Stated problem: Write out every one of the rows below word for word, leaving out the pictures.

Dataset records:

* Begin *

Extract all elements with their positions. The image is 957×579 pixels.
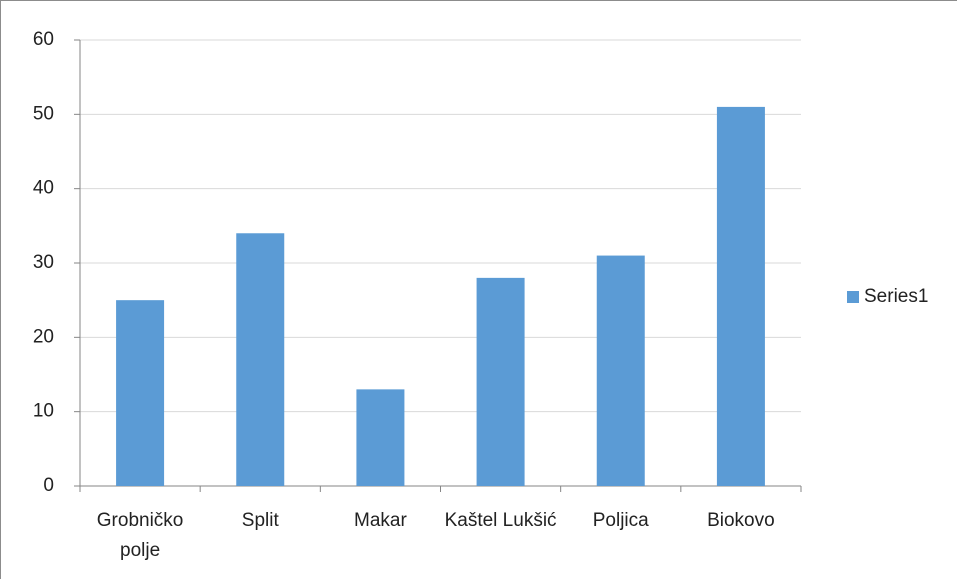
y-tick-label: 0 bbox=[43, 475, 54, 496]
y-tick-label: 40 bbox=[33, 178, 54, 199]
bar bbox=[476, 277, 525, 486]
x-tick-label: Kaštel Lukšić bbox=[444, 510, 557, 531]
x-tick-label: Poljica bbox=[592, 510, 649, 531]
x-tick-label: Grobničko polje bbox=[96, 510, 184, 561]
bar bbox=[116, 300, 165, 486]
y-tick-label: 20 bbox=[33, 326, 54, 347]
y-tick-label: 60 bbox=[33, 29, 54, 50]
bar bbox=[716, 106, 765, 487]
y-tick-label: 30 bbox=[33, 252, 54, 273]
x-tick-label: Split bbox=[241, 510, 279, 531]
bar bbox=[596, 255, 645, 486]
bar bbox=[356, 389, 405, 486]
y-tick-label: 50 bbox=[33, 103, 54, 124]
y-tick-label: 10 bbox=[33, 401, 54, 422]
legend-label: Series1 bbox=[864, 286, 928, 307]
legend-swatch bbox=[847, 291, 859, 303]
bar bbox=[236, 233, 285, 486]
x-tick-label: Makar bbox=[354, 510, 407, 531]
x-tick-label: Biokovo bbox=[707, 510, 775, 531]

* End *

Solved exercise:
Extract all elements with their positions. The image is 957×579 pixels.
y-tick-label: 0 bbox=[43, 475, 54, 496]
y-tick-label: 40 bbox=[33, 178, 54, 199]
bar bbox=[476, 277, 525, 486]
x-tick-label: Kaštel Lukšić bbox=[444, 510, 557, 531]
x-tick-label: Poljica bbox=[592, 510, 649, 531]
x-tick-label: Grobničko polje bbox=[96, 510, 184, 561]
bar bbox=[116, 300, 165, 486]
y-tick-label: 20 bbox=[33, 326, 54, 347]
y-tick-label: 60 bbox=[33, 29, 54, 50]
bar bbox=[716, 106, 765, 487]
y-tick-label: 30 bbox=[33, 252, 54, 273]
x-tick-label: Split bbox=[241, 510, 279, 531]
bar bbox=[596, 255, 645, 486]
bar bbox=[356, 389, 405, 486]
y-tick-label: 50 bbox=[33, 103, 54, 124]
y-tick-label: 10 bbox=[33, 401, 54, 422]
legend-label: Series1 bbox=[864, 286, 928, 307]
legend-swatch bbox=[847, 291, 859, 303]
bar bbox=[236, 233, 285, 486]
x-tick-label: Makar bbox=[354, 510, 407, 531]
x-tick-label: Biokovo bbox=[707, 510, 775, 531]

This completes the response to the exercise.